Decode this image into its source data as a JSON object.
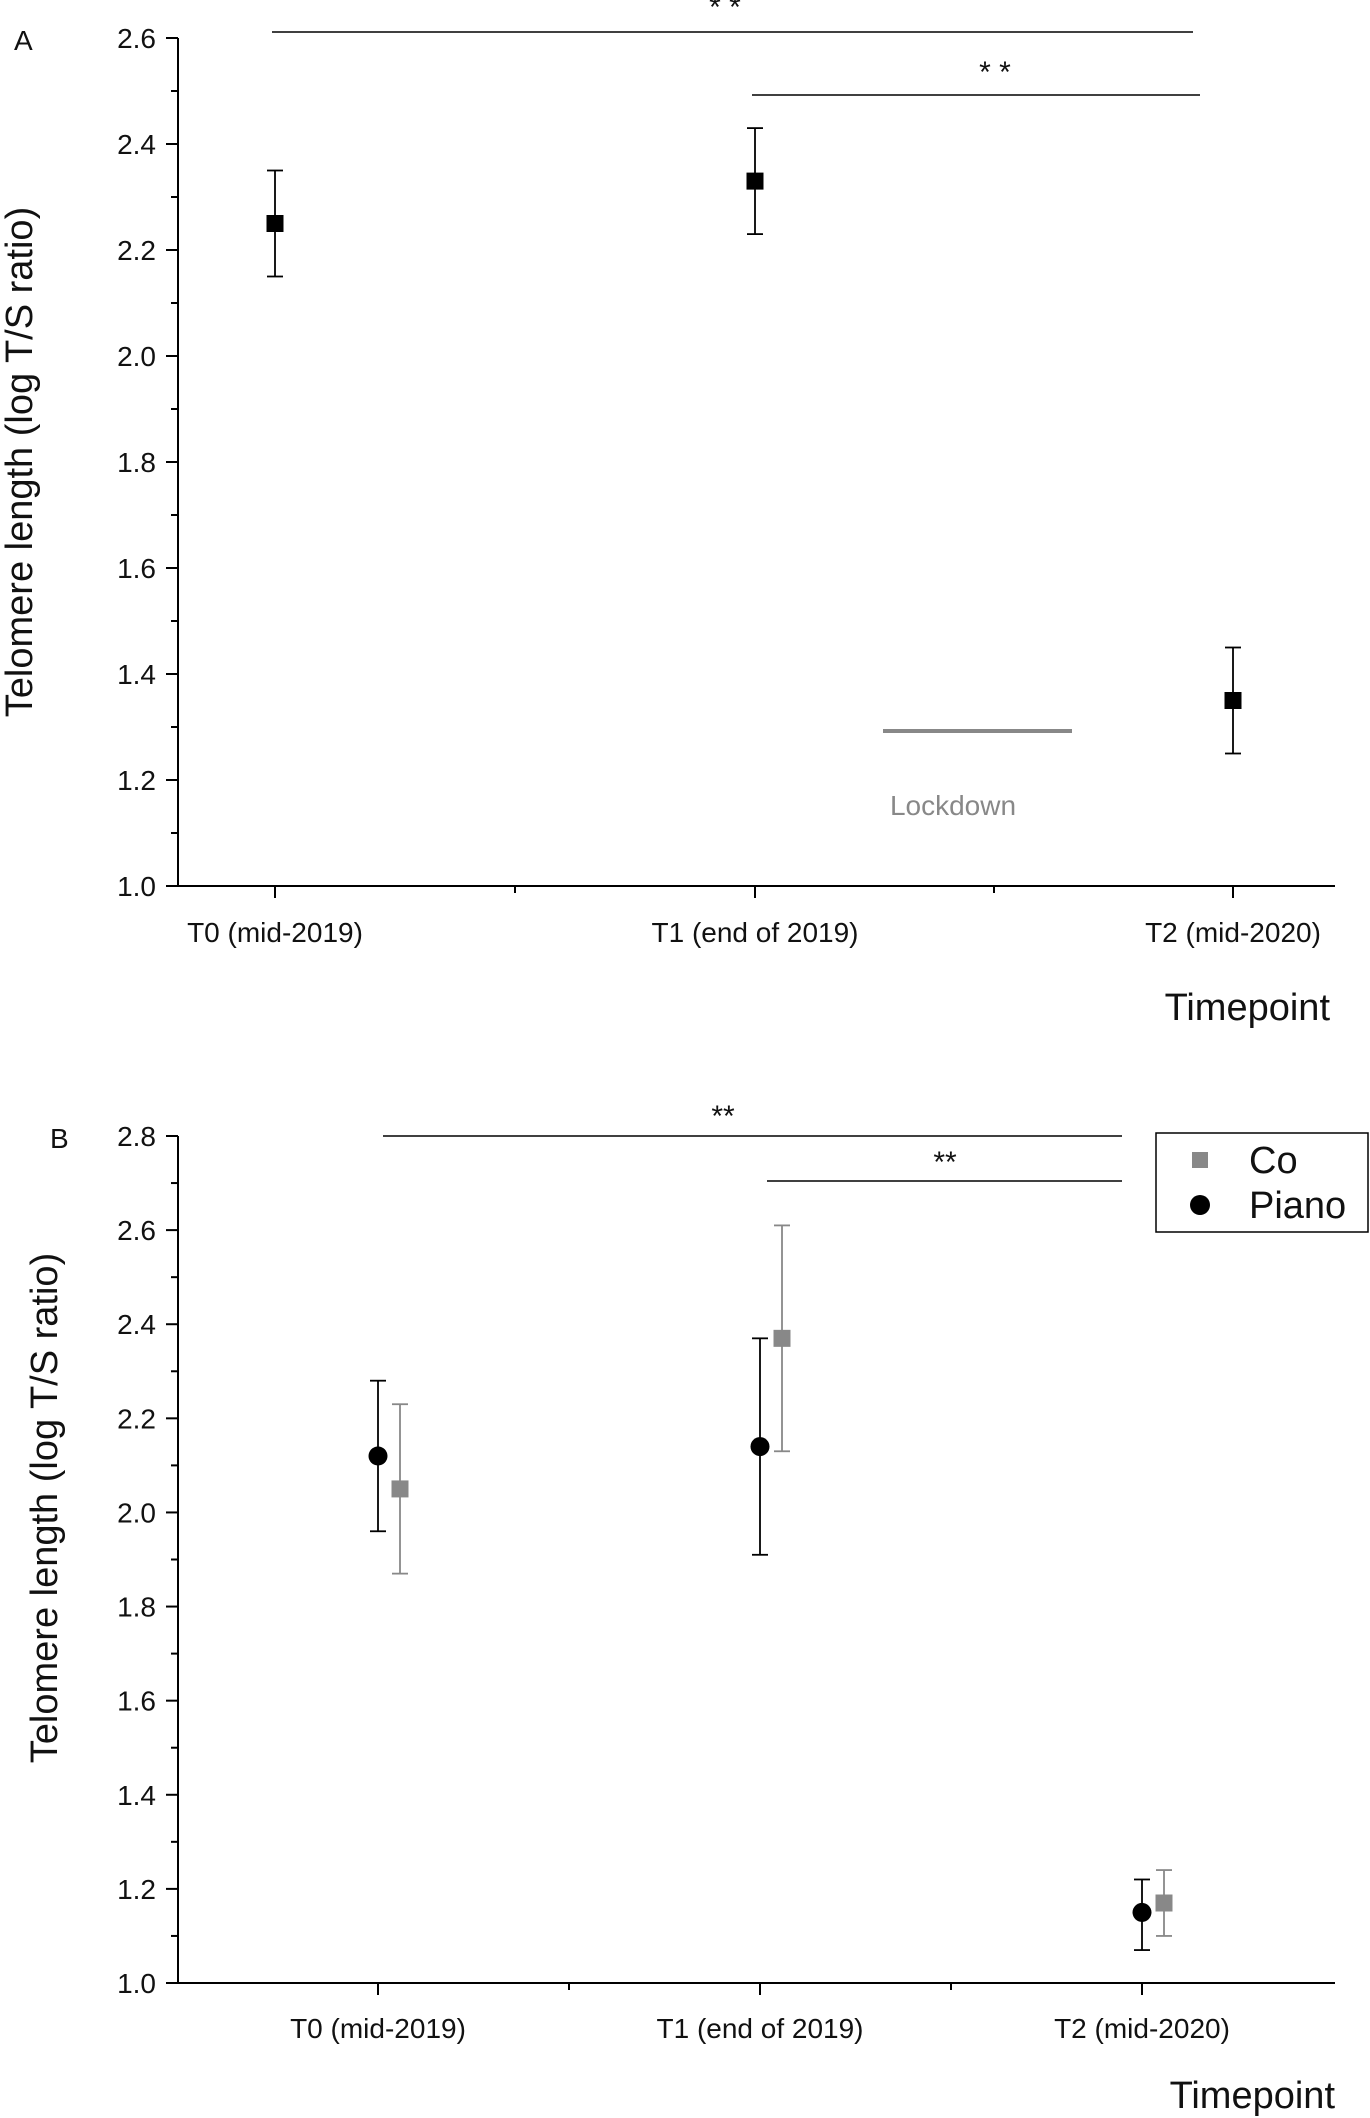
{
  "chart_data": [
    {
      "panel": "A",
      "type": "scatter",
      "xlabel": "Timepoint",
      "ylabel": "Telomere length (log T/S ratio)",
      "categories": [
        "T0 (mid-2019)",
        "T1 (end of 2019)",
        "T2 (mid-2020)"
      ],
      "ylim": [
        1.0,
        2.6
      ],
      "yticks": [
        "1.0",
        "1.2",
        "1.4",
        "1.6",
        "1.8",
        "2.0",
        "2.2",
        "2.4",
        "2.6"
      ],
      "grid": false,
      "series": [
        {
          "marker": "square",
          "color": "#000000",
          "values": [
            2.25,
            2.33,
            1.35
          ],
          "err_low": [
            2.15,
            2.23,
            1.25
          ],
          "err_high": [
            2.35,
            2.43,
            1.45
          ]
        }
      ],
      "significance": [
        {
          "from": "T0 (mid-2019)",
          "to": "T2 (mid-2020)",
          "label": "* *"
        },
        {
          "from": "T1 (end of 2019)",
          "to": "T2 (mid-2020)",
          "label": "* *"
        }
      ],
      "annotation": {
        "text": "Lockdown",
        "color": "#888888"
      }
    },
    {
      "panel": "B",
      "type": "scatter",
      "xlabel": "Timepoint",
      "ylabel": "Telomere length (log T/S ratio)",
      "categories": [
        "T0 (mid-2019)",
        "T1 (end of 2019)",
        "T2 (mid-2020)"
      ],
      "ylim": [
        1.0,
        2.8
      ],
      "yticks": [
        "1.0",
        "1.2",
        "1.4",
        "1.6",
        "1.8",
        "2.0",
        "2.2",
        "2.4",
        "2.6",
        "2.8"
      ],
      "grid": false,
      "legend_position": "top-right",
      "series": [
        {
          "name": "Co",
          "marker": "square",
          "color": "#888888",
          "values": [
            2.05,
            2.37,
            1.17
          ],
          "err_low": [
            1.87,
            2.13,
            1.1
          ],
          "err_high": [
            2.23,
            2.61,
            1.24
          ]
        },
        {
          "name": "Piano",
          "marker": "circle",
          "color": "#000000",
          "values": [
            2.12,
            2.14,
            1.15
          ],
          "err_low": [
            1.96,
            1.91,
            1.07
          ],
          "err_high": [
            2.28,
            2.37,
            1.22
          ]
        }
      ],
      "significance": [
        {
          "from": "T0 (mid-2019)",
          "to": "T2 (mid-2020)",
          "label": "**"
        },
        {
          "from": "T1 (end of 2019)",
          "to": "T2 (mid-2020)",
          "label": "**"
        }
      ]
    }
  ]
}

____

▶ Brief
Make an exact copy of all the material, but keep the pictures out of it.

▶ Task answer
Decode this image into its source data as a JSON object.
{
  "chart_data": [
    {
      "panel": "A",
      "type": "scatter",
      "xlabel": "Timepoint",
      "ylabel": "Telomere length (log T/S ratio)",
      "categories": [
        "T0 (mid-2019)",
        "T1 (end of 2019)",
        "T2 (mid-2020)"
      ],
      "ylim": [
        1.0,
        2.6
      ],
      "yticks": [
        "1.0",
        "1.2",
        "1.4",
        "1.6",
        "1.8",
        "2.0",
        "2.2",
        "2.4",
        "2.6"
      ],
      "grid": false,
      "series": [
        {
          "marker": "square",
          "color": "#000000",
          "values": [
            2.25,
            2.33,
            1.35
          ],
          "err_low": [
            2.15,
            2.23,
            1.25
          ],
          "err_high": [
            2.35,
            2.43,
            1.45
          ]
        }
      ],
      "significance": [
        {
          "from": "T0 (mid-2019)",
          "to": "T2 (mid-2020)",
          "label": "* *"
        },
        {
          "from": "T1 (end of 2019)",
          "to": "T2 (mid-2020)",
          "label": "* *"
        }
      ],
      "annotation": {
        "text": "Lockdown",
        "color": "#888888"
      }
    },
    {
      "panel": "B",
      "type": "scatter",
      "xlabel": "Timepoint",
      "ylabel": "Telomere length (log T/S ratio)",
      "categories": [
        "T0 (mid-2019)",
        "T1 (end of 2019)",
        "T2 (mid-2020)"
      ],
      "ylim": [
        1.0,
        2.8
      ],
      "yticks": [
        "1.0",
        "1.2",
        "1.4",
        "1.6",
        "1.8",
        "2.0",
        "2.2",
        "2.4",
        "2.6",
        "2.8"
      ],
      "grid": false,
      "legend_position": "top-right",
      "series": [
        {
          "name": "Co",
          "marker": "square",
          "color": "#888888",
          "values": [
            2.05,
            2.37,
            1.17
          ],
          "err_low": [
            1.87,
            2.13,
            1.1
          ],
          "err_high": [
            2.23,
            2.61,
            1.24
          ]
        },
        {
          "name": "Piano",
          "marker": "circle",
          "color": "#000000",
          "values": [
            2.12,
            2.14,
            1.15
          ],
          "err_low": [
            1.96,
            1.91,
            1.07
          ],
          "err_high": [
            2.28,
            2.37,
            1.22
          ]
        }
      ],
      "significance": [
        {
          "from": "T0 (mid-2019)",
          "to": "T2 (mid-2020)",
          "label": "**"
        },
        {
          "from": "T1 (end of 2019)",
          "to": "T2 (mid-2020)",
          "label": "**"
        }
      ]
    }
  ]
}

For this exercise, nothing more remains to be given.